▶ _ZIEL DER AUFGABE_
Ersetze von der Zeile mit „heading-line: ken xyxy=(122,295,160,320)“ bis einschließlich der Zeile mit „intro-paragraph xyxy=(122,0,958,237)“ das Wort „spacer“ durch „gap“. Gib nur diese Zeilen wieder und lass alles andere unverändert.

In einem Datensatz aufgeführte Einträge:
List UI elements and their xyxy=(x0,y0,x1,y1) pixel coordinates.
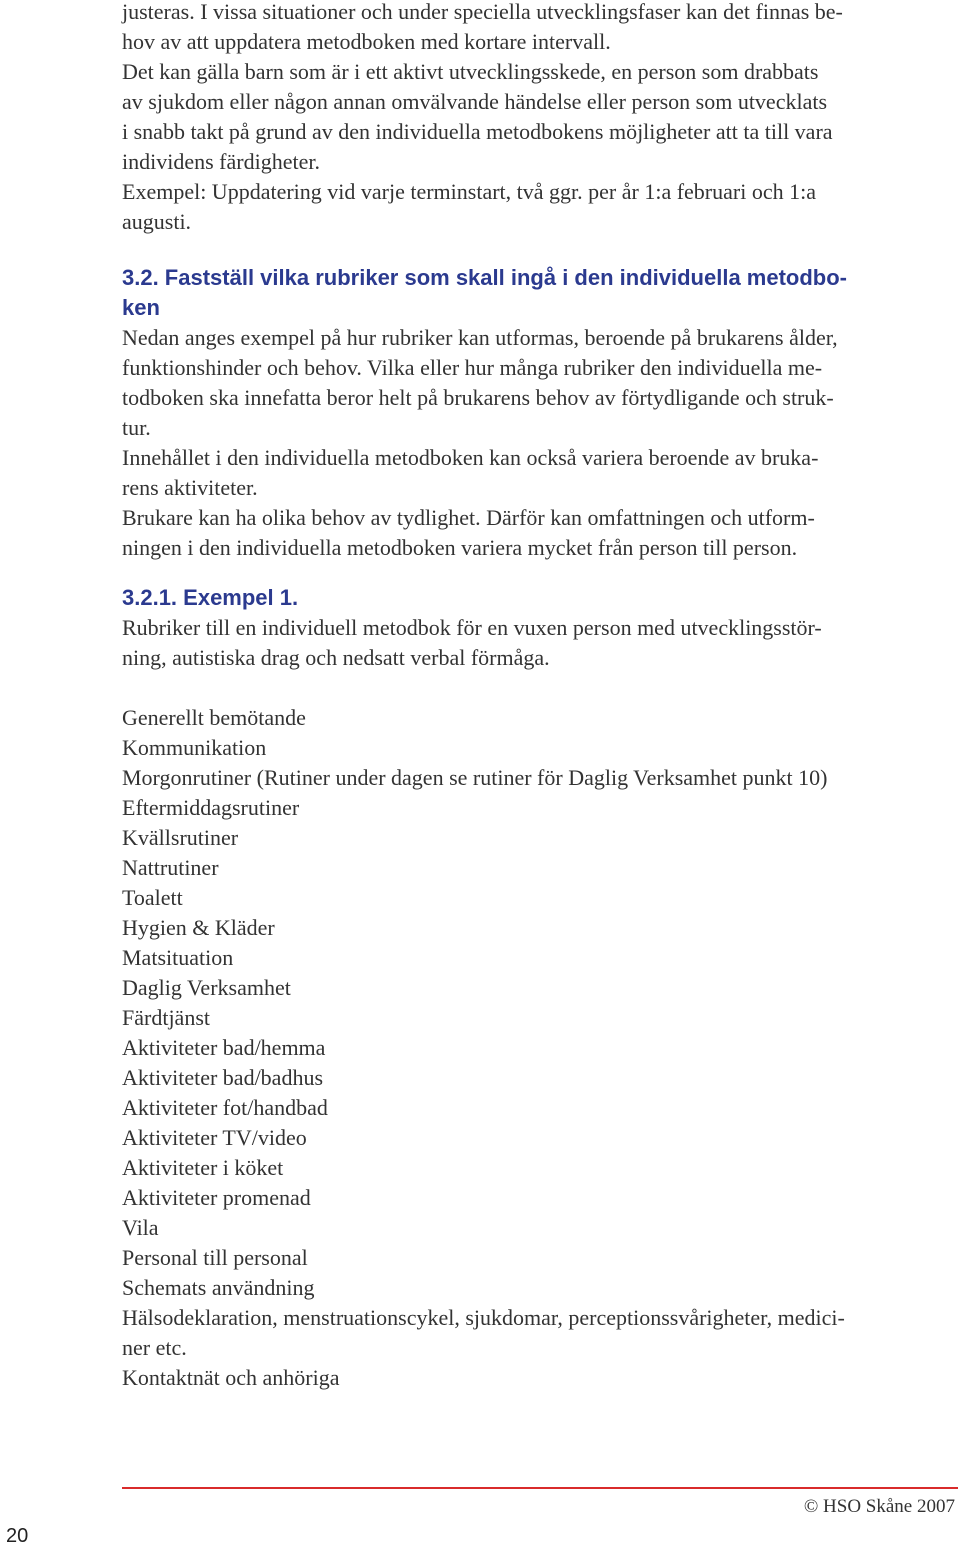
heading-line: ken xyxy=(122,295,160,320)
text-line: rens aktiviteter. xyxy=(122,475,258,500)
text-line: ning, autistiska drag och nedsatt verbal förmåga. xyxy=(122,645,550,670)
spacer xyxy=(122,673,958,703)
spacer xyxy=(122,237,958,263)
intro-paragraph xyxy=(122,0,958,237)
text-line: Rubriker till en individuell metodbok för en vuxen person med utvecklingsstör- xyxy=(122,615,822,640)
text-line: funktionshinder och behov. Vilka eller hur många rubriker den individuella me- xyxy=(122,355,823,380)
topic-item: Aktiviteter promenad xyxy=(122,1185,311,1210)
text-line: augusti. xyxy=(122,209,192,234)
topic-item: Generellt bemötande xyxy=(122,705,306,730)
topic-item: ner etc. xyxy=(122,1335,187,1360)
topic-item: Daglig Verksamhet xyxy=(122,975,291,1000)
text-line: hov av att uppdatera metodboken med kortare intervall. xyxy=(122,29,611,54)
topic-item: Schemats användning xyxy=(122,1275,315,1300)
section-heading-3-2-1 xyxy=(122,583,958,613)
topic-item: Personal till personal xyxy=(122,1245,308,1270)
topic-item: Kontaktnät och anhöriga xyxy=(122,1365,340,1390)
text-line: Innehållet i den individuella metodboken kan också variera beroende av bruka- xyxy=(122,445,819,470)
section-3-2-1-body xyxy=(122,613,958,673)
topic-item: Morgonrutiner (Rutiner under dagen se rutiner för Daglig Verksamhet punkt 10) xyxy=(122,765,828,790)
topic-item: Vila xyxy=(122,1215,159,1240)
text-line: av sjukdom eller någon annan omvälvande händelse eller person som utvecklats xyxy=(122,89,828,114)
footer-copyright: © HSO Skåne 2007 xyxy=(803,1496,955,1517)
topic-item: Hälsodeklaration, menstruationscykel, sjukdomar, perceptionssvårigheter, medici- xyxy=(122,1305,845,1330)
text-line: i snabb takt på grund av den individuella metodbokens möjligheter att ta till vara xyxy=(122,119,833,144)
topic-list xyxy=(122,703,958,1393)
topic-item: Färdtjänst xyxy=(122,1005,210,1030)
text-line: Nedan anges exempel på hur rubriker kan utformas, beroende på brukarens ålder, xyxy=(122,325,838,350)
text-line: justeras. I vissa situationer och under speciella utvecklingsfaser kan det finnas be- xyxy=(122,0,843,24)
page-number: 20 xyxy=(6,1525,29,1547)
heading-line: 3.2.1. Exempel 1. xyxy=(122,585,299,610)
section-3-2-body xyxy=(122,323,958,563)
text-line: Exempel: Uppdatering vid varje terminstart, två ggr. per år 1:a februari och 1:a xyxy=(122,179,816,204)
footer-divider xyxy=(122,1487,958,1489)
text-line: ningen i den individuella metodboken variera mycket från person till person. xyxy=(122,535,798,560)
section-heading-3-2 xyxy=(122,263,958,323)
topic-item: Eftermiddagsrutiner xyxy=(122,795,300,820)
page-content xyxy=(122,0,958,1393)
topic-item: Aktiviteter bad/hemma xyxy=(122,1035,326,1060)
topic-item: Aktiviteter fot/handbad xyxy=(122,1095,328,1120)
heading-line: 3.2. Fastställ vilka rubriker som skall ingå i den individuella metodbo- xyxy=(122,265,847,290)
topic-item: Aktiviteter i köket xyxy=(122,1155,284,1180)
text-line: todboken ska innefatta beror helt på brukarens behov av förtydligande och struk- xyxy=(122,385,834,410)
topic-item: Kvällsrutiner xyxy=(122,825,239,850)
text-line: individens färdigheter. xyxy=(122,149,320,174)
topic-item: Hygien & Kläder xyxy=(122,915,275,940)
topic-item: Kommunikation xyxy=(122,735,267,760)
spacer xyxy=(122,563,958,583)
text-line: Brukare kan ha olika behov av tydlighet. Därför kan omfattningen och utform- xyxy=(122,505,815,530)
topic-item: Nattrutiner xyxy=(122,855,219,880)
text-line: Det kan gälla barn som är i ett aktivt utvecklingsskede, en person som drabbats xyxy=(122,59,819,84)
topic-item: Aktiviteter TV/video xyxy=(122,1125,307,1150)
text-line: tur. xyxy=(122,415,151,440)
topic-item: Aktiviteter bad/badhus xyxy=(122,1065,324,1090)
topic-item: Toalett xyxy=(122,885,183,910)
topic-item: Matsituation xyxy=(122,945,234,970)
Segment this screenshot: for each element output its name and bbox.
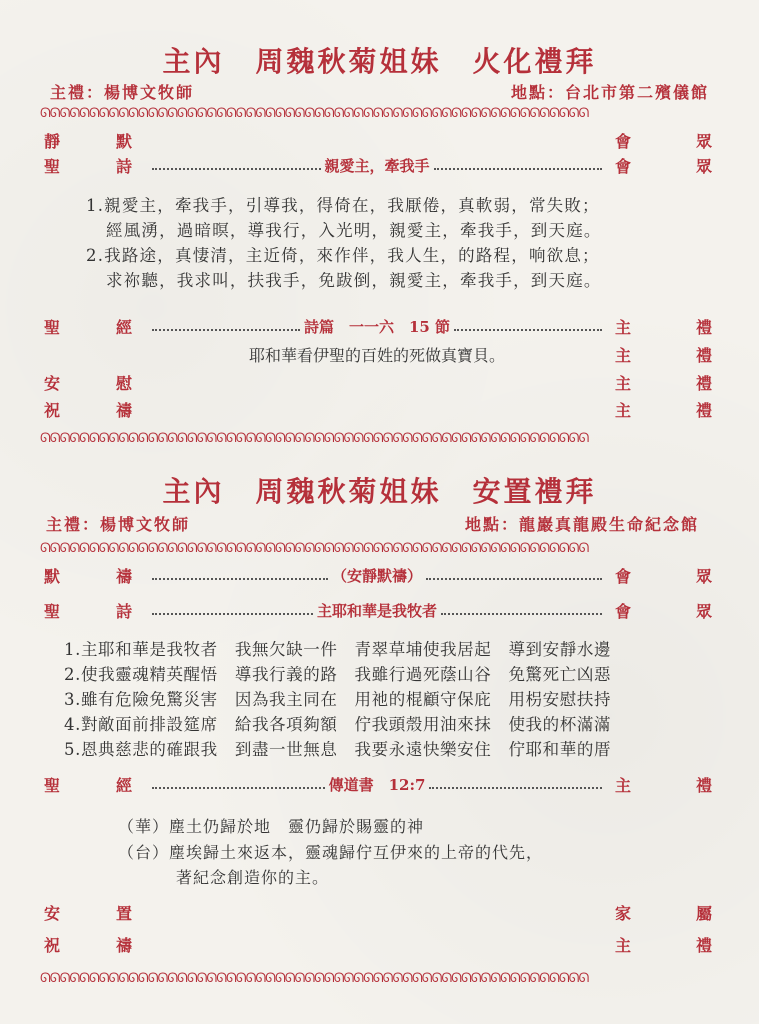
order-row-benediction [44,397,712,421]
leader-dots [150,943,604,945]
scripture-text-row [44,342,712,366]
row-leader: 會 [614,566,631,586]
ornament-divider: ᘏᘏᘏᘏᘏᘏᘏᘏᘏᘏᘏᘏᘏᘏᘏᘏᘏᘏᘏᘏᘏᘏᘏᘏᘏᘏᘏᘏᘏᘏᘏᘏᘏᘏᘏᘏᘏᘏᘏᘏᘏᘏᘏᘏᘏᘏᘏᘏᘏᘏᘏᘏᘏᘏᘏᘏ [40,432,589,446]
leader-dots [150,774,604,795]
hymn-line: 2.我路途，真悽清，主近倚，來作伴，我人生，的路程，响欲息； [86,246,600,265]
hymn-line: 1.主耶和華是我牧者 我無欠缺一件 青翠草埔使我居起 導到安靜水邊 [64,640,612,659]
row-label-2: 禱 [116,566,133,586]
order-row-hymn [44,598,712,622]
order-row-benediction [44,932,712,956]
row-leader: 主 [614,345,631,365]
row-label-1: 默 [44,566,61,586]
order-row-silence [44,128,712,152]
row-label-1: 聖 [44,156,61,176]
row-label-2: 禱 [116,400,133,420]
order-row-hymn [44,153,712,177]
leader-dots [150,316,604,337]
row-leader: 主 [614,317,631,337]
row-label-1: 安 [44,903,61,923]
order-row-comfort [44,370,712,394]
row-leader-2: 屬 [695,903,712,923]
row-leader: 會 [614,131,631,151]
hymn-title: 主耶和華是我牧者 [317,601,438,620]
row-leader-2: 眾 [695,156,712,176]
row-label-1: 安 [44,373,61,393]
section2-title: 主內 周魏秋菊姐妹 安置禮拜 [162,475,597,508]
row-label-2: 置 [116,903,133,923]
responsive-line: （華）塵土仍歸於地 靈仍歸於賜靈的神 [118,817,425,836]
section1-host: 主禮：楊博文牧師 [50,83,195,102]
section1-title: 主內 周魏秋菊姐妹 火化禮拜 [162,45,597,78]
hymn-line: 3.雖有危險免驚災害 因為我主同在 用祂的棍顧守保庇 用枴安慰扶持 [64,690,612,709]
row-leader-2: 禮 [695,775,712,795]
section1-place: 地點：台北市第二殯儀館 [510,83,709,102]
row-leader-2: 禮 [695,317,712,337]
hymn-line: 4.對敵面前排設筵席 給我各項夠額 佇我頭殼用油來抹 使我的杯滿滿 [64,715,612,734]
order-row-scripture [44,772,712,796]
hymn-line: 2.使我靈魂精英醒悟 導我行義的路 我雖行過死蔭山谷 免驚死亡凶惡 [64,665,612,684]
row-leader: 主 [614,935,631,955]
leader-dots [150,139,604,141]
leader-dots [150,381,604,383]
row-leader-2: 眾 [695,566,712,586]
ornament-divider: ᘏᘏᘏᘏᘏᘏᘏᘏᘏᘏᘏᘏᘏᘏᘏᘏᘏᘏᘏᘏᘏᘏᘏᘏᘏᘏᘏᘏᘏᘏᘏᘏᘏᘏᘏᘏᘏᘏᘏᘏᘏᘏᘏᘏᘏᘏᘏᘏᘏᘏᘏᘏᘏᘏᘏᘏ [40,972,589,986]
responsive-line: 著紀念創造你的主。 [176,868,330,887]
row-leader: 主 [614,373,631,393]
row-label-2: 詩 [116,601,133,621]
hymn-line: 1.親愛主，牽我手，引導我，得倚在，我厭倦，真軟弱，常失敗； [86,196,600,215]
order-row-scripture [44,314,712,338]
order-row-silent-prayer [44,563,712,587]
row-label-1: 聖 [44,317,61,337]
scripture-text: 耶和華看伊聖的百姓的死做真寶貝。 [249,345,506,365]
hymn-title: 親愛主，牽我手 [324,156,430,175]
ornament-divider: ᘏᘏᘏᘏᘏᘏᘏᘏᘏᘏᘏᘏᘏᘏᘏᘏᘏᘏᘏᘏᘏᘏᘏᘏᘏᘏᘏᘏᘏᘏᘏᘏᘏᘏᘏᘏᘏᘏᘏᘏᘏᘏᘏᘏᘏᘏᘏᘏᘏᘏᘏᘏᘏᘏᘏᘏ [40,107,589,121]
hymn-line: 5.恩典慈悲的確跟我 到盡一世無息 我要永遠快樂安住 佇耶和華的厝 [64,740,612,759]
row-leader-2: 禮 [695,935,712,955]
row-leader-2: 禮 [695,373,712,393]
row-leader-2: 禮 [695,400,712,420]
row-leader-2: 禮 [695,345,712,365]
row-label-1: 聖 [44,601,61,621]
row-leader: 會 [614,156,631,176]
responsive-line: （台）塵埃歸土來返本，靈魂歸佇互伊來的上帝的代先， [118,843,544,862]
hymn-line: 求祢聽，我求叫，扶我手，免跋倒，親愛主，牽我手，到天庭。 [106,271,602,290]
ornament-divider: ᘏᘏᘏᘏᘏᘏᘏᘏᘏᘏᘏᘏᘏᘏᘏᘏᘏᘏᘏᘏᘏᘏᘏᘏᘏᘏᘏᘏᘏᘏᘏᘏᘏᘏᘏᘏᘏᘏᘏᘏᘏᘏᘏᘏᘏᘏᘏᘏᘏᘏᘏᘏᘏᘏᘏᘏ [40,542,589,556]
row-leader: 會 [614,601,631,621]
row-label-2: 經 [116,775,133,795]
row-label-1: 靜 [44,131,61,151]
scripture-reference: 傳道書 12:7 [328,775,426,794]
hymn-line: 經風湧，過暗暝，導我行，入光明，親愛主，牽我手，到天庭。 [106,221,602,240]
row-label-2: 慰 [116,373,133,393]
row-leader: 主 [614,775,631,795]
section2-place: 地點：龍巖真龍殿生命紀念館 [464,515,699,534]
row-leader: 家 [614,903,631,923]
leader-dots [150,155,604,176]
silent-prayer-note: （安靜默禱） [332,566,423,585]
row-leader-2: 眾 [695,131,712,151]
row-label-1: 祝 [44,400,61,420]
section2-host: 主禮：楊博文牧師 [46,515,191,534]
row-label-1: 祝 [44,935,61,955]
leader-dots [150,565,604,586]
row-leader-2: 眾 [695,601,712,621]
leader-dots [150,911,604,913]
row-label-1: 聖 [44,775,61,795]
row-leader: 主 [614,400,631,420]
leader-dots [150,408,604,410]
row-label-2: 經 [116,317,133,337]
scripture-reference: 詩篇 一一六 15 節 [303,317,451,336]
order-row-interment [44,900,712,924]
row-label-2: 詩 [116,156,133,176]
leader-dots [150,600,604,621]
row-label-2: 默 [116,131,133,151]
row-label-2: 禱 [116,935,133,955]
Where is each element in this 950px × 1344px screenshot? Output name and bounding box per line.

▶ _ANTWORT_
heading-line: ken xyxy=(122,295,160,320)
text-line: rens aktiviteter. xyxy=(122,475,258,500)
text-line: ning, autistiska drag och nedsatt verbal förmåga. xyxy=(122,645,550,670)
gap xyxy=(122,673,958,703)
gap xyxy=(122,237,958,263)
intro-paragraph xyxy=(122,0,958,237)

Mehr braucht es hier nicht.